SET EXERCISE => Set each record down exactly, excluding all images.

Dataset records on visual material
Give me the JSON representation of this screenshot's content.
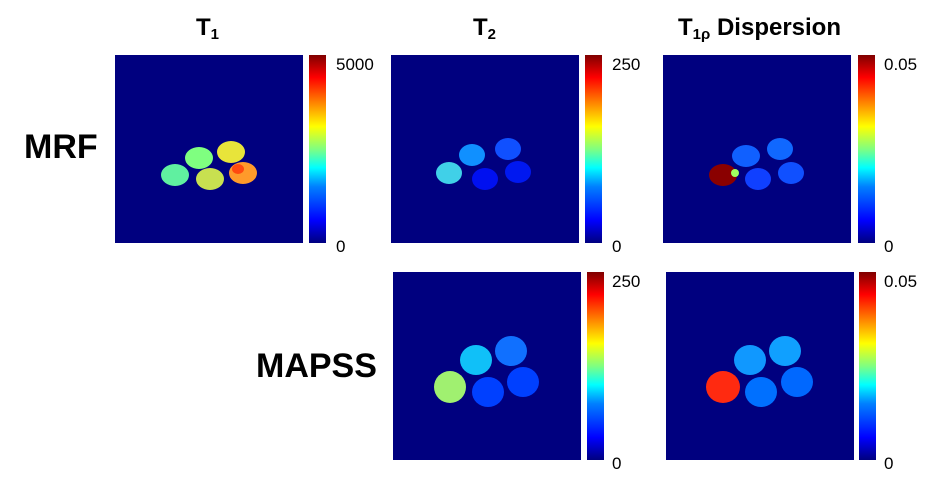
{
  "columns": [
    {
      "id": "t1",
      "main": "T",
      "sub": "1",
      "suffix": ""
    },
    {
      "id": "t2",
      "main": "T",
      "sub": "2",
      "suffix": ""
    },
    {
      "id": "t1rho",
      "main": "T",
      "sub": "1ρ",
      "suffix": " Dispersion"
    }
  ],
  "rows": [
    {
      "id": "mrf",
      "label": "MRF"
    },
    {
      "id": "mapss",
      "label": "MAPSS"
    }
  ],
  "panels": [
    {
      "row": "mrf",
      "column": "t1",
      "colorbar_max": "5000",
      "colorbar_min": "0"
    },
    {
      "row": "mrf",
      "column": "t2",
      "colorbar_max": "250",
      "colorbar_min": "0"
    },
    {
      "row": "mrf",
      "column": "t1rho",
      "colorbar_max": "0.05",
      "colorbar_min": "0"
    },
    {
      "row": "mapss",
      "column": "t2",
      "colorbar_max": "250",
      "colorbar_min": "0"
    },
    {
      "row": "mapss",
      "column": "t1rho",
      "colorbar_max": "0.05",
      "colorbar_min": "0"
    }
  ],
  "colors": {
    "background": "#00007f",
    "colormap": [
      "#00007f",
      "#0000ff",
      "#0080ff",
      "#00ffff",
      "#80ff80",
      "#ffff00",
      "#ff8000",
      "#ff0000",
      "#7f0000"
    ]
  }
}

THE OUTPUT =>
Give me the JSON representation of this screenshot's content.
{
  "columns": [
    {
      "id": "t1",
      "main": "T",
      "sub": "1",
      "suffix": ""
    },
    {
      "id": "t2",
      "main": "T",
      "sub": "2",
      "suffix": ""
    },
    {
      "id": "t1rho",
      "main": "T",
      "sub": "1ρ",
      "suffix": " Dispersion"
    }
  ],
  "rows": [
    {
      "id": "mrf",
      "label": "MRF"
    },
    {
      "id": "mapss",
      "label": "MAPSS"
    }
  ],
  "panels": [
    {
      "row": "mrf",
      "column": "t1",
      "colorbar_max": "5000",
      "colorbar_min": "0"
    },
    {
      "row": "mrf",
      "column": "t2",
      "colorbar_max": "250",
      "colorbar_min": "0"
    },
    {
      "row": "mrf",
      "column": "t1rho",
      "colorbar_max": "0.05",
      "colorbar_min": "0"
    },
    {
      "row": "mapss",
      "column": "t2",
      "colorbar_max": "250",
      "colorbar_min": "0"
    },
    {
      "row": "mapss",
      "column": "t1rho",
      "colorbar_max": "0.05",
      "colorbar_min": "0"
    }
  ],
  "colors": {
    "background": "#00007f",
    "colormap": [
      "#00007f",
      "#0000ff",
      "#0080ff",
      "#00ffff",
      "#80ff80",
      "#ffff00",
      "#ff8000",
      "#ff0000",
      "#7f0000"
    ]
  }
}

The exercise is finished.